Description of the task:
Using the records provided below, locate and copy each line that contains the word "Rappresentante".

[Records from a data source]
+ + + + + + +

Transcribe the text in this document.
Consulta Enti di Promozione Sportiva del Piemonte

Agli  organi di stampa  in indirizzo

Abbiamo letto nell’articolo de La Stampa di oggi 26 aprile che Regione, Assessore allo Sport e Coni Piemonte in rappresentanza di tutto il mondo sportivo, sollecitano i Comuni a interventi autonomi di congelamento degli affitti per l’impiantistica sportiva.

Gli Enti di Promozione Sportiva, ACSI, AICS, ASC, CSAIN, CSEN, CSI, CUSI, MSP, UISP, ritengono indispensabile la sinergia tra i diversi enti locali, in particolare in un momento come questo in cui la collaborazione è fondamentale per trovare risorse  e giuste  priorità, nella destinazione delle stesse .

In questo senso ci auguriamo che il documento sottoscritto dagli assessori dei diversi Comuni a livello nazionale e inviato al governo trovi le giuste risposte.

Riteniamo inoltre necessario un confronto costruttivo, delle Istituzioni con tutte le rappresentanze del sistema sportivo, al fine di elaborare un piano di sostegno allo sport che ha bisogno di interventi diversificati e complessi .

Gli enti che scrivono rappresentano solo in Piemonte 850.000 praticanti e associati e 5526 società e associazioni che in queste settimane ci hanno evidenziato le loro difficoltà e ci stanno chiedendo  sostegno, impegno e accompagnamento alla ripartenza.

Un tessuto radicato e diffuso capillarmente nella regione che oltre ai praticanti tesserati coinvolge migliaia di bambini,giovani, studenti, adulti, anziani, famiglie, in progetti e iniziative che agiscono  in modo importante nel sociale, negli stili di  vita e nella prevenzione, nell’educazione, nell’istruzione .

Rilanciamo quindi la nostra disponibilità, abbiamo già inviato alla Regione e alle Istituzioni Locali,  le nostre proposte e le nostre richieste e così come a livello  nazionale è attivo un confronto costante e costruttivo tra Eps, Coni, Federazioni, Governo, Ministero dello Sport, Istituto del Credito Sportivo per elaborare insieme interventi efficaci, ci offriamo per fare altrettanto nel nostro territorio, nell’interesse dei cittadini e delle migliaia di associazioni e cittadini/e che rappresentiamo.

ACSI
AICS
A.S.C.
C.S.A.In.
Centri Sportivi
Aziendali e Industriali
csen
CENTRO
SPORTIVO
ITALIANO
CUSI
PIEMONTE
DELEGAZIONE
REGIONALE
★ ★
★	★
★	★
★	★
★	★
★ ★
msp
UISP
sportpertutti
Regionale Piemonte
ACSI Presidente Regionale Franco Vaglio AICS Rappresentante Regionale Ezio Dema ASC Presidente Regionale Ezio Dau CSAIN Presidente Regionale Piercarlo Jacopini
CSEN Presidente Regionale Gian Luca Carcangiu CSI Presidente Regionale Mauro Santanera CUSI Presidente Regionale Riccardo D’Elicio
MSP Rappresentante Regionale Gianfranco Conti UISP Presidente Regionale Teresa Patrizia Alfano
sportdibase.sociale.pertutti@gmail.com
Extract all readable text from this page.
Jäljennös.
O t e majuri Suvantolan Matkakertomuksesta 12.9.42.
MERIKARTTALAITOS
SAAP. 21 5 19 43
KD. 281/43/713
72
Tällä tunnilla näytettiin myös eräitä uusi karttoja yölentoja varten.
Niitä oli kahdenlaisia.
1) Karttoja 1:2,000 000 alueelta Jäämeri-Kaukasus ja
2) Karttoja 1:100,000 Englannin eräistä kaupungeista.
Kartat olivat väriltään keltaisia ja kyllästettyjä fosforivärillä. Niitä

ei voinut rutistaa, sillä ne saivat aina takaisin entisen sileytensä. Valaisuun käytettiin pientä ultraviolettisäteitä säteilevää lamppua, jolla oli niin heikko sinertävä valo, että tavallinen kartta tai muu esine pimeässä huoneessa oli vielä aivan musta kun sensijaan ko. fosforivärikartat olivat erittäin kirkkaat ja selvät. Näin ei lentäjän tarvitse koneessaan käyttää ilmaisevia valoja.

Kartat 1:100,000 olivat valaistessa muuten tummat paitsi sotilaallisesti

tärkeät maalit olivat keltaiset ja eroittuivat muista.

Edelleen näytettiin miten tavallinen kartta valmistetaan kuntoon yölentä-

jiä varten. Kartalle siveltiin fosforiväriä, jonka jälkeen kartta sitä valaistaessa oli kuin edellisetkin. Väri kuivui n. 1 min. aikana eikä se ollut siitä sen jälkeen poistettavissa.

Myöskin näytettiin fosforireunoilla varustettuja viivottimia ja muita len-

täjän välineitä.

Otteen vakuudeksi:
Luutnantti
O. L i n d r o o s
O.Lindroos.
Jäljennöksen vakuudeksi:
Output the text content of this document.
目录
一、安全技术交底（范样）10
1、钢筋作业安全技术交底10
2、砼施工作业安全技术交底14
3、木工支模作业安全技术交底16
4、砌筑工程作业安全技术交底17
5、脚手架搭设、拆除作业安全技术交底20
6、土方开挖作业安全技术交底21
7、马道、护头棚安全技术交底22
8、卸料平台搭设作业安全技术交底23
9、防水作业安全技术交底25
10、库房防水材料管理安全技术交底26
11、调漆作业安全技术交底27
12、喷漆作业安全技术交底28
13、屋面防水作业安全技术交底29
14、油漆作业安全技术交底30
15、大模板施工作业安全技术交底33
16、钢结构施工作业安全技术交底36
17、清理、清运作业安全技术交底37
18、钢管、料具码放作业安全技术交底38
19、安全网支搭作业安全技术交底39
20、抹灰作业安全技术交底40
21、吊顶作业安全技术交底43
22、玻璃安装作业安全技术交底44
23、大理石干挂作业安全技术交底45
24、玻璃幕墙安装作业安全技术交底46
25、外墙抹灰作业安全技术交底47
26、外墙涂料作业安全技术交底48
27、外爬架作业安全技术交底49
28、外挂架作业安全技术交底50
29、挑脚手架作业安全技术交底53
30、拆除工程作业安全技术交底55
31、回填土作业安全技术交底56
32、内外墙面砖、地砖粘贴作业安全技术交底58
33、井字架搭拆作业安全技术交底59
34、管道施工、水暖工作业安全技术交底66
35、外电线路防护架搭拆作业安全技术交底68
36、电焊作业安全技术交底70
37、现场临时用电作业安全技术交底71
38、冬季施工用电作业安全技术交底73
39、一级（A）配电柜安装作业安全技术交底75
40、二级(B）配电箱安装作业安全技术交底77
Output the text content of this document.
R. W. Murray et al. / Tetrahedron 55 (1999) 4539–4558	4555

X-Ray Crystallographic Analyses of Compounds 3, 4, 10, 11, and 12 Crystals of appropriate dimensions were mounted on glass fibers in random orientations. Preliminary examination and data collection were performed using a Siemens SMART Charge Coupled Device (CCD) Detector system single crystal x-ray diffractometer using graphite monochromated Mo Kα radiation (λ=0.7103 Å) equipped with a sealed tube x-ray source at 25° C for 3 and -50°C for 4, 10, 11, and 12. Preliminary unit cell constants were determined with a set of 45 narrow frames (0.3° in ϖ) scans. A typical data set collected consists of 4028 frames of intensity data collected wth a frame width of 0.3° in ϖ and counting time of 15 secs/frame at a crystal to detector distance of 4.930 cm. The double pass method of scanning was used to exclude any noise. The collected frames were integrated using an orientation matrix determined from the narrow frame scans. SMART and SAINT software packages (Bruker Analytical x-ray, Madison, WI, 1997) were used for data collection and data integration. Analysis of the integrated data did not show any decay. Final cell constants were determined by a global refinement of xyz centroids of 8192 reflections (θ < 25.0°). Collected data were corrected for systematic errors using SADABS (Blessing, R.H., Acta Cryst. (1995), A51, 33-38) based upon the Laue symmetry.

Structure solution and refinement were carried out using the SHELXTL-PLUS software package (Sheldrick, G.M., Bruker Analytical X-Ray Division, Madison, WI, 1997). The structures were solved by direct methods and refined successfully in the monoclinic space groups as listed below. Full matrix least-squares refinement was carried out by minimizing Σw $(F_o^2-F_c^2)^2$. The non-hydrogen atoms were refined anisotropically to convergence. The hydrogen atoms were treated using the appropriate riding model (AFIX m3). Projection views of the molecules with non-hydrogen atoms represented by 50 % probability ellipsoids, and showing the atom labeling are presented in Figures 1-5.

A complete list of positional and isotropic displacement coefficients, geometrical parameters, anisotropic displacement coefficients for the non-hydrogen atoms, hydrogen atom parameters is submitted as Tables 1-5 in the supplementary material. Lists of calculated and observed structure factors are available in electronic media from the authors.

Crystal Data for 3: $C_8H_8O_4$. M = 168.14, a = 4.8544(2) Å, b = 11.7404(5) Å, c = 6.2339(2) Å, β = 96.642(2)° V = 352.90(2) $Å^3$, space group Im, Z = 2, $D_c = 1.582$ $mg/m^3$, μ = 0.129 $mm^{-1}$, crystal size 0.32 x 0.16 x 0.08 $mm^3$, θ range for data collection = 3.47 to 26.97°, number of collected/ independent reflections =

+ + + + + + +

Answer in full:
ACSI Presidente Regionale Franco Vaglio AICS Rappresentante Regionale Ezio Dema ASC Presidente Regionale Ezio Dau CSAIN Presidente Regionale Piercarlo Jacopini
MSP Rappresentante Regionale Gianfranco Conti UISP Presidente Regionale Teresa Patrizia Alfano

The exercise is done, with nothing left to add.